Creating change with generosity

It’s a well acknowledged notion that you’ve got to be in the right position or know someone who is, to exact change. I think those factors are useful and might help but aren’t the only ones influencing change. There’s more to it.

Years ago, I was hired by a corporate client for a long-term copywriting assignment. It was a simple job — they send me instructions on what to create and I turn it around within the stipulated timeline. That’s it! And so, I did. The client was pretty happy with my output as it met his expectations. But I was irritated.

Not because I was was a rebel but the quality of what I was producing was way below the standards I’d set for myself. Now, mind you, this was right at the cusp of content marketing breaking out into mainstream marketing. So, there was a lot going on and the way content was being produced and consumed was evolving as well. As a creator, I wanted to ensure that I was at the leading edge of all this change and the best way to do that was produce work that’s relevant. I wasn’t doing that.

Out of frustration, I decided to include a “P.S.” or post-script towards the end of every email with the finished work attached. This would be just a “suggestion” that the client were to see and freely discard if they didn’t find it useful. And I believe he did for the longest time though my politely acknowledging with a standard, “thanks for your suggestion.” To me, it didn’t matter. I was focused on sharing the best practices that were relevant and useful. The onus was on the client to either embrace or ignore them.

This went on for a good 8 months (that’s like over a hundred post-scripts). I hadn’t given up because I had zero expectations from the client to change anything. That’s how corporates work. The direction (even if it comes to the way they communicate) has to come from the top. So I focused on what I could do, which was to keep giving suggestions. In fact, it became my standard protocol to use post-scripts for these suggestions that the clients were free to ignore. But we copywriters know, the P.S. is where the meat is.

Jobs ▸
1 - According to the essay about creating change with generosity, for how long did the writer keep adding post-scripts with suggestions to the emails?
2 - Extend the essay about creating change with generosity, picking up right after its final sentence.
The entries play no part in what's asked here.

Supplied data ▸
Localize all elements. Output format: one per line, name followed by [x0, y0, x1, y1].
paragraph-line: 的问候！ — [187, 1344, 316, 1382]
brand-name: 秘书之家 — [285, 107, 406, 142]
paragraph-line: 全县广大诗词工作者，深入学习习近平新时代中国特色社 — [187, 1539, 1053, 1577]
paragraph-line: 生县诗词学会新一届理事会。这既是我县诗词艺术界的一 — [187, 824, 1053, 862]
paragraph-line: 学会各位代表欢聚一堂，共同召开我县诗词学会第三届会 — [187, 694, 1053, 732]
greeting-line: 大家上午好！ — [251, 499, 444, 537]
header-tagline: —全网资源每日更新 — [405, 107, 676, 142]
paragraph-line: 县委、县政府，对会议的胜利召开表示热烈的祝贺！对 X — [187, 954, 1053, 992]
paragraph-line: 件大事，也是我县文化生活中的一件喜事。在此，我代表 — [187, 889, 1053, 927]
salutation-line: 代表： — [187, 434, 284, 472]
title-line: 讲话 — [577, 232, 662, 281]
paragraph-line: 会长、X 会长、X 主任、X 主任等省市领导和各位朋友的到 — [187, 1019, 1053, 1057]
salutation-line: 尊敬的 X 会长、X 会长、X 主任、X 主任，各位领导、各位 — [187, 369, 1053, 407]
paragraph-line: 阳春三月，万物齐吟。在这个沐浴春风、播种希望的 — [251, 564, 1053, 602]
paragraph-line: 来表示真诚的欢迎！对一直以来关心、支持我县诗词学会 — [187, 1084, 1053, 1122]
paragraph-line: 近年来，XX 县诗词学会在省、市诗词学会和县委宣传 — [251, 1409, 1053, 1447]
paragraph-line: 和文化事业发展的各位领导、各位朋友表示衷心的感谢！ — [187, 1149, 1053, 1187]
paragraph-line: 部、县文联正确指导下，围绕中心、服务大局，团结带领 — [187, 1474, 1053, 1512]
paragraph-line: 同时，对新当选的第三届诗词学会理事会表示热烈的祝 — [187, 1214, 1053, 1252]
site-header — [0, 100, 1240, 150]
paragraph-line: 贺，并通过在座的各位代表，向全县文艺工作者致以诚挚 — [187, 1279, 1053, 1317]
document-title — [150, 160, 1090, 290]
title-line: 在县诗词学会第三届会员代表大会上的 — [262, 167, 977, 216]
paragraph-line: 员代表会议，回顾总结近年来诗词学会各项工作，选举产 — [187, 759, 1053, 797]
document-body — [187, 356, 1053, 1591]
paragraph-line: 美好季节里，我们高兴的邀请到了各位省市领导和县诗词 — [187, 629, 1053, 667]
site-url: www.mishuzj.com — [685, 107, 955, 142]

Task-by-task outputs ▸
1 - For about 8 months, which came to more than a hundred post-scripts.

2 -
So, one day I got a reply back from the client simply stating, “Sunil, great suggestions. Please, can you incorporate them into the copy you’d sent me? I’m keen to see how it looks with your recommendations.” And so, I did was I was told. He was blown away and so was his boss. This led me to more engaging and high-impact work with the client including compiling a writer’s style guide and virtually training some of his interns.

Coincidentally, over the course of next few months, his company’s brand and communication guidelines were also refreshed, which led to a couple of high-stakes projects. Whom do you think they hired to lead them? All it took me were a couple of extra minutes for the post-scripts to win the client’s confidence and build influence within his internal team.

That’s exactly what I talk about when I say ‘be generous.’ It’s a no-strings-attached proposition where you just give something valuable without even being asked for. It’s hard work to wreck your head to make a thoughtful suggestion each and every time you email someone. But it’s the right thing to do because you, as a professional, believe that it’ll add value to the client you’re serving. Do that often enough, you’ve set yourself up for change.

And yet, the number one feedback I get from people at the production level is there’s no room for creativity. While I agree that might be the case, nobody’s really stopping you from making suggestions. They could be deliberate yet subtle. You don’t have to be attached to them either. Just make them because you think it might add value. It might not, at least according to the client. And that’s okay.

Just keep at it until something shifts — they either ask you to stop making suggestions or just implement it! You win both ways. Even if they tell you to stop. How? Well, now you know that’s really not the client you would like to work with for long. If professional and intellectual growth is one of your focus areas.

As I mentioned previously, this is hard work. It’s uncomfortable, risky, takes time and is definitely not for everybody. But think about change won’t lead you to one. You’ve got to do your part to make it happen.

P.S. It’s common knowledge that everyone wants change but nobody wants to change. And if you are one of them. That’s alright. The above was just a suggestion. Feel free to discard it. It’s okay.

By Sunil Nair

Nurturing leaders of tomorrow.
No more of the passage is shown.